§ Brief: Extract the records line for line, beginning with the first line and stopping after the line that contains "tab[interactable]: Variants [193, 41, 250, 61]". Include both of those end lines and nothing beyond them.

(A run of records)

+===+

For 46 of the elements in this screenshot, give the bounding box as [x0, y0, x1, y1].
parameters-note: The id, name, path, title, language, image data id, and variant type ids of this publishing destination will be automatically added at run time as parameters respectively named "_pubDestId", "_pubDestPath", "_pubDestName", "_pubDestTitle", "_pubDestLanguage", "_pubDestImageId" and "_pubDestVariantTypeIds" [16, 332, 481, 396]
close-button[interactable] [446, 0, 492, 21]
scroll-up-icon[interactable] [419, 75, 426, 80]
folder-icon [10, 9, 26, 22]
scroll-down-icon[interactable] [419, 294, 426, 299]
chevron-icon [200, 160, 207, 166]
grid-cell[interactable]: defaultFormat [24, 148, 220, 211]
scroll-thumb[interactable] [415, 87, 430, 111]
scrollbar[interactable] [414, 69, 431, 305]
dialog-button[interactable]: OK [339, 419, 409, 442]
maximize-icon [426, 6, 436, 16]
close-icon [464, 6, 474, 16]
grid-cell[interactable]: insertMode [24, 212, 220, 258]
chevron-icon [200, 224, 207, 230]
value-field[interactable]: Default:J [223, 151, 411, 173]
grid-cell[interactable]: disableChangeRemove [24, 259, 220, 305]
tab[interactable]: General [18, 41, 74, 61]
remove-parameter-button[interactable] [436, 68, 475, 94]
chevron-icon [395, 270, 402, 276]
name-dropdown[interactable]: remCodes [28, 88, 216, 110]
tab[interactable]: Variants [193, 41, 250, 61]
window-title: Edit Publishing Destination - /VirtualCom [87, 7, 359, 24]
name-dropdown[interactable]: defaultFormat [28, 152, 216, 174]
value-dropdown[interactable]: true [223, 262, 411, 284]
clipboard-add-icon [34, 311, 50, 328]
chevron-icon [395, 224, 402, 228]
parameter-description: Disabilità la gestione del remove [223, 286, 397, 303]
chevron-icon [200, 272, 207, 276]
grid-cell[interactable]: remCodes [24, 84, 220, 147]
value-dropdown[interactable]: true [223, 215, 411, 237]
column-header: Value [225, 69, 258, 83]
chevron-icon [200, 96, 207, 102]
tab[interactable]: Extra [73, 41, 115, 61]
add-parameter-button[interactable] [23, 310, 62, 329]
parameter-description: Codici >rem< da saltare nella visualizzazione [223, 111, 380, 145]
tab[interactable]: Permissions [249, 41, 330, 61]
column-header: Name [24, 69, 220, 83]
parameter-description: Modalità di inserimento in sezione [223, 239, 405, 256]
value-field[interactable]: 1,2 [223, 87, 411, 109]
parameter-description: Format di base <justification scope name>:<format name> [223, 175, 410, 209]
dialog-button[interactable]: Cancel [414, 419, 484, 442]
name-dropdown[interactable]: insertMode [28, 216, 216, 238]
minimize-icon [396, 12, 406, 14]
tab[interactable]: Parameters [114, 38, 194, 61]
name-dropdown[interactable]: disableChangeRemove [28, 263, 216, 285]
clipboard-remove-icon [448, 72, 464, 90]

+===+

§ Final result:
For 46 of the elements in this screenshot, give the bounding box as [x0, y0, x1, y1].
parameters-note: The id, name, path, title, language, image data id, and variant type ids of this publishing destination will be automatically added at run time as parameters respectively named "_pubDestId", "_pubDestPath", "_pubDestName", "_pubDestTitle", "_pubDestLanguage", "_pubDestImageId" and "_pubDestVariantTypeIds" [16, 332, 481, 396]
close-button[interactable] [446, 0, 492, 21]
scroll-up-icon[interactable] [419, 75, 426, 80]
folder-icon [10, 9, 26, 22]
scroll-down-icon[interactable] [419, 294, 426, 299]
chevron-icon [200, 160, 207, 166]
grid-cell[interactable]: defaultFormat [24, 148, 220, 211]
scroll-thumb[interactable] [415, 87, 430, 111]
scrollbar[interactable] [414, 69, 431, 305]
dialog-button[interactable]: OK [339, 419, 409, 442]
maximize-icon [426, 6, 436, 16]
close-icon [464, 6, 474, 16]
grid-cell[interactable]: insertMode [24, 212, 220, 258]
chevron-icon [200, 224, 207, 230]
value-field[interactable]: Default:J [223, 151, 411, 173]
grid-cell[interactable]: disableChangeRemove [24, 259, 220, 305]
tab[interactable]: General [18, 41, 74, 61]
remove-parameter-button[interactable] [436, 68, 475, 94]
chevron-icon [395, 270, 402, 276]
name-dropdown[interactable]: remCodes [28, 88, 216, 110]
tab[interactable]: Variants [193, 41, 250, 61]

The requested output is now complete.